* WRITTEN EXERCISE: Wherever a line holds the string "estimate", copy that line.
----- ENTRIES
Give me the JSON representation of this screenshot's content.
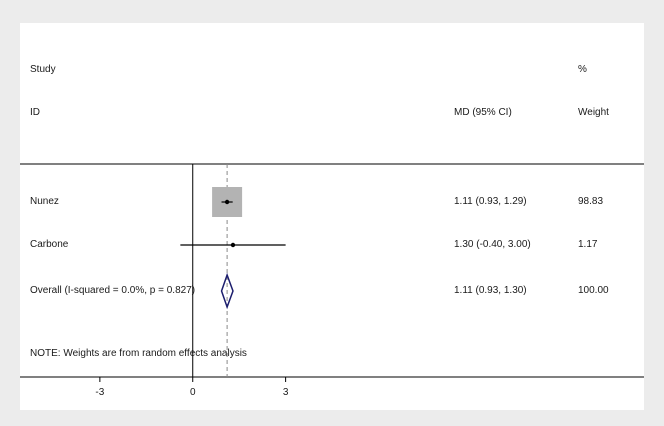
{
  "chart_data": {
    "type": "forest",
    "header": {
      "study_top": "Study",
      "study_bottom": "ID",
      "effect": "MD (95% CI)",
      "weight_top": "%",
      "weight_bottom": "Weight"
    },
    "studies": [
      {
        "label": "Nunez",
        "estimate": 1.11,
        "lower": 0.93,
        "upper": 1.29,
        "ci_text": "1.11 (0.93, 1.29)",
        "weight": "98.83",
        "weight_pct": 98.83
      },
      {
        "label": "Carbone",
        "estimate": 1.3,
        "lower": -0.4,
        "upper": 3.0,
        "ci_text": "1.30 (-0.40, 3.00)",
        "weight": "1.17",
        "weight_pct": 1.17
      }
    ],
    "overall": {
      "label": "Overall  (I-squared = 0.0%, p = 0.827)",
      "estimate": 1.11,
      "lower": 0.93,
      "upper": 1.3,
      "ci_text": "1.11 (0.93, 1.30)",
      "weight": "100.00"
    },
    "note": "NOTE: Weights are from random effects analysis",
    "x_ticks": [
      -3,
      0,
      3
    ],
    "x_tick_labels": [
      "-3",
      "0",
      "3"
    ],
    "xlim": [
      -5.58,
      8.31
    ],
    "null_line": 0,
    "colors": {
      "box": "#b3b3b3",
      "line": "#000000",
      "diamond": "#1c1e6e",
      "dashed": "#8a8a8a"
    }
  }
}
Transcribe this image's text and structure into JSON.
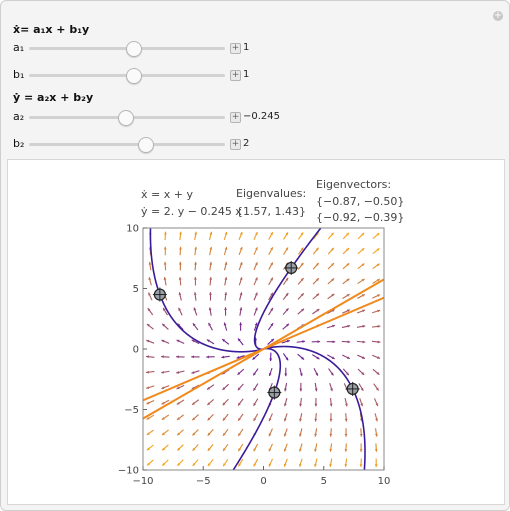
{
  "controls": {
    "x_eq_label": "ẋ= a₁x + b₁y",
    "y_eq_label": "ẏ = a₂x + b₂y",
    "a1": {
      "label": "a₁",
      "value": "1",
      "fraction": 0.53
    },
    "b1": {
      "label": "b₁",
      "value": "1",
      "fraction": 0.53
    },
    "a2": {
      "label": "a₂",
      "value": "−0.245",
      "fraction": 0.49
    },
    "b2": {
      "label": "b₂",
      "value": "2",
      "fraction": 0.59
    },
    "plus_corner": "+",
    "plus_button": "+"
  },
  "plot": {
    "eq_x": "ẋ = x + y",
    "eq_y": "ẏ = 2. y − 0.245 x",
    "eigenvalues_title": "Eigenvalues:",
    "eigenvalues": "{1.57, 1.43}",
    "eigenvectors_title": "Eigenvectors:",
    "eigenvector_1": "{−0.87, −0.50}",
    "eigenvector_2": "{−0.92, −0.39}",
    "x_ticks": [
      "−10",
      "−5",
      "0",
      "5",
      "10"
    ],
    "y_ticks": [
      "10",
      "5",
      "0",
      "−5",
      "−10"
    ],
    "field": {
      "a1": 1,
      "b1": 1,
      "a2": -0.245,
      "b2": 2
    },
    "eigen_slopes": [
      0.575,
      0.424
    ],
    "locators": [
      [
        -8.6,
        4.5
      ],
      [
        2.3,
        6.7
      ],
      [
        0.9,
        -3.6
      ],
      [
        7.4,
        -3.3
      ]
    ],
    "colors": {
      "line": "#f08a1c",
      "locator": "#9aa0a8",
      "arrow_slow": "#5a0fa8",
      "arrow_fast": "#f5a41c",
      "trajectory": "#3a1c9a"
    }
  }
}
----------
* ANSWER FOR THIS EXERCISE:
        "estimate": 1.11,
        "estimate": 1.3,
      "estimate": 1.11,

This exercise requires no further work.